Task to carry out – Retype each line exactly. Skip images.

Data for processing –
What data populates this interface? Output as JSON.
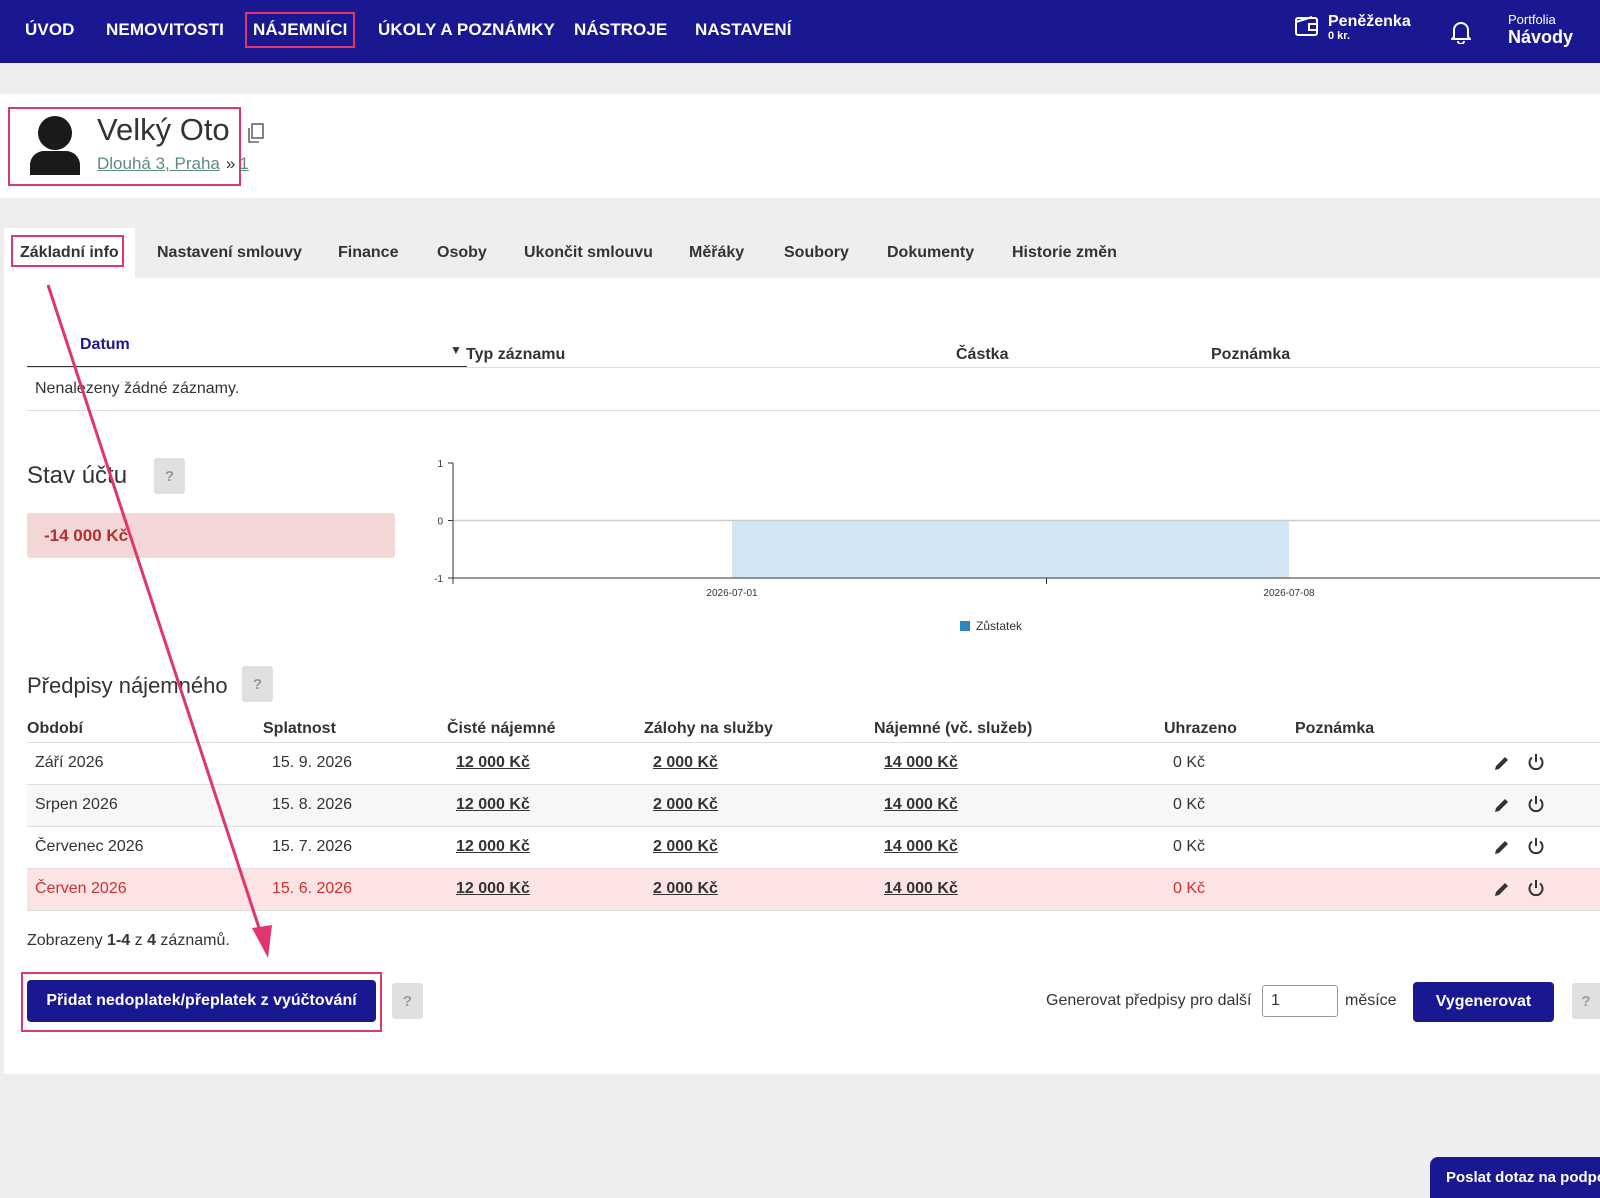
{
  "nav": {
    "items": [
      {
        "label": "ÚVOD"
      },
      {
        "label": "NEMOVITOSTI"
      },
      {
        "label": "NÁJEMNÍCI"
      },
      {
        "label": "ÚKOLY A POZNÁMKY"
      },
      {
        "label": "NÁSTROJE"
      },
      {
        "label": "NASTAVENÍ"
      }
    ],
    "active_index": 2,
    "wallet_title": "Peněženka",
    "wallet_amount": "0 kr.",
    "portfolio_label": "Portfolia",
    "portfolio_value": "Návody"
  },
  "tenant": {
    "name": "Velký Oto",
    "address_link": "Dlouhá 3, Praha",
    "separator": "»",
    "unit_link": "1"
  },
  "tabs": [
    {
      "label": "Základní info"
    },
    {
      "label": "Nastavení smlouvy"
    },
    {
      "label": "Finance"
    },
    {
      "label": "Osoby"
    },
    {
      "label": "Ukončit smlouvu"
    },
    {
      "label": "Měřáky"
    },
    {
      "label": "Soubory"
    },
    {
      "label": "Dokumenty"
    },
    {
      "label": "Historie změn"
    }
  ],
  "records": {
    "columns": [
      "Datum",
      "Typ záznamu",
      "Částka",
      "Poznámka"
    ],
    "sort_indicator": "▼",
    "empty_text": "Nenalezeny žádné záznamy."
  },
  "account": {
    "title": "Stav účtu",
    "help": "?",
    "balance": "-14 000 Kč"
  },
  "chart_data": {
    "type": "area",
    "x": [
      "2026-07-01",
      "2026-07-08"
    ],
    "series": [
      {
        "name": "Zůstatek",
        "values": [
          0,
          0
        ]
      }
    ],
    "ylim": [
      -1,
      1
    ],
    "yticks": [
      "1",
      "0",
      "-1"
    ],
    "xticks": [
      "2026-07-01",
      "2026-07-08"
    ],
    "legend_position": "bottom",
    "series_color": "#2e86c1",
    "fill_color": "#d4e6f4"
  },
  "rent": {
    "title": "Předpisy nájemného",
    "help": "?",
    "columns": [
      "Období",
      "Splatnost",
      "Čisté nájemné",
      "Zálohy na služby",
      "Nájemné (vč. služeb)",
      "Uhrazeno",
      "Poznámka"
    ],
    "rows": [
      {
        "period": "Září 2026",
        "due": "15. 9. 2026",
        "net": "12 000 Kč",
        "advances": "2 000 Kč",
        "total": "14 000 Kč",
        "paid": "0 Kč"
      },
      {
        "period": "Srpen 2026",
        "due": "15. 8. 2026",
        "net": "12 000 Kč",
        "advances": "2 000 Kč",
        "total": "14 000 Kč",
        "paid": "0 Kč"
      },
      {
        "period": "Červenec 2026",
        "due": "15. 7. 2026",
        "net": "12 000 Kč",
        "advances": "2 000 Kč",
        "total": "14 000 Kč",
        "paid": "0 Kč"
      },
      {
        "period": "Červen 2026",
        "due": "15. 6. 2026",
        "net": "12 000 Kč",
        "advances": "2 000 Kč",
        "total": "14 000 Kč",
        "paid": "0 Kč"
      }
    ],
    "showing_prefix": "Zobrazeny ",
    "showing_range": "1-4",
    "showing_mid": " z ",
    "showing_total": "4",
    "showing_suffix": " záznamů."
  },
  "actions": {
    "add_button": "Přidat nedoplatek/přeplatek z vyúčtování",
    "help": "?",
    "generate_label": "Generovat předpisy pro další",
    "generate_value": "1",
    "generate_unit": "měsíce",
    "generate_button": "Vygenerovat",
    "help2": "?"
  },
  "support": {
    "label": "Poslat dotaz na podpo"
  },
  "colors": {
    "nav_bg": "#1a1890",
    "highlight": "#e0356f",
    "overdue_bg": "#fde4e4",
    "overdue_text": "#d0302f"
  }
}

Result for this exercise –
What data populates this interface? Output as JSON.
{
  "nav": {
    "items": [
      {
        "label": "ÚVOD"
      },
      {
        "label": "NEMOVITOSTI"
      },
      {
        "label": "NÁJEMNÍCI"
      },
      {
        "label": "ÚKOLY A POZNÁMKY"
      },
      {
        "label": "NÁSTROJE"
      },
      {
        "label": "NASTAVENÍ"
      }
    ],
    "active_index": 2,
    "wallet_title": "Peněženka",
    "wallet_amount": "0 kr.",
    "portfolio_label": "Portfolia",
    "portfolio_value": "Návody"
  },
  "tenant": {
    "name": "Velký Oto",
    "address_link": "Dlouhá 3, Praha",
    "separator": "»",
    "unit_link": "1"
  },
  "tabs": [
    {
      "label": "Základní info"
    },
    {
      "label": "Nastavení smlouvy"
    },
    {
      "label": "Finance"
    },
    {
      "label": "Osoby"
    },
    {
      "label": "Ukončit smlouvu"
    },
    {
      "label": "Měřáky"
    },
    {
      "label": "Soubory"
    },
    {
      "label": "Dokumenty"
    },
    {
      "label": "Historie změn"
    }
  ],
  "records": {
    "columns": [
      "Datum",
      "Typ záznamu",
      "Částka",
      "Poznámka"
    ],
    "sort_indicator": "▼",
    "empty_text": "Nenalezeny žádné záznamy."
  },
  "account": {
    "title": "Stav účtu",
    "help": "?",
    "balance": "-14 000 Kč"
  },
  "chart_data": {
    "type": "area",
    "x": [
      "2026-07-01",
      "2026-07-08"
    ],
    "series": [
      {
        "name": "Zůstatek",
        "values": [
          0,
          0
        ]
      }
    ],
    "ylim": [
      -1,
      1
    ],
    "yticks": [
      "1",
      "0",
      "-1"
    ],
    "xticks": [
      "2026-07-01",
      "2026-07-08"
    ],
    "legend_position": "bottom",
    "series_color": "#2e86c1",
    "fill_color": "#d4e6f4"
  },
  "rent": {
    "title": "Předpisy nájemného",
    "help": "?",
    "columns": [
      "Období",
      "Splatnost",
      "Čisté nájemné",
      "Zálohy na služby",
      "Nájemné (vč. služeb)",
      "Uhrazeno",
      "Poznámka"
    ],
    "rows": [
      {
        "period": "Září 2026",
        "due": "15. 9. 2026",
        "net": "12 000 Kč",
        "advances": "2 000 Kč",
        "total": "14 000 Kč",
        "paid": "0 Kč"
      },
      {
        "period": "Srpen 2026",
        "due": "15. 8. 2026",
        "net": "12 000 Kč",
        "advances": "2 000 Kč",
        "total": "14 000 Kč",
        "paid": "0 Kč"
      },
      {
        "period": "Červenec 2026",
        "due": "15. 7. 2026",
        "net": "12 000 Kč",
        "advances": "2 000 Kč",
        "total": "14 000 Kč",
        "paid": "0 Kč"
      },
      {
        "period": "Červen 2026",
        "due": "15. 6. 2026",
        "net": "12 000 Kč",
        "advances": "2 000 Kč",
        "total": "14 000 Kč",
        "paid": "0 Kč"
      }
    ],
    "showing_prefix": "Zobrazeny ",
    "showing_range": "1-4",
    "showing_mid": " z ",
    "showing_total": "4",
    "showing_suffix": " záznamů."
  },
  "actions": {
    "add_button": "Přidat nedoplatek/přeplatek z vyúčtování",
    "help": "?",
    "generate_label": "Generovat předpisy pro další",
    "generate_value": "1",
    "generate_unit": "měsíce",
    "generate_button": "Vygenerovat",
    "help2": "?"
  },
  "support": {
    "label": "Poslat dotaz na podpo"
  },
  "colors": {
    "nav_bg": "#1a1890",
    "highlight": "#e0356f",
    "overdue_bg": "#fde4e4",
    "overdue_text": "#d0302f"
  }
}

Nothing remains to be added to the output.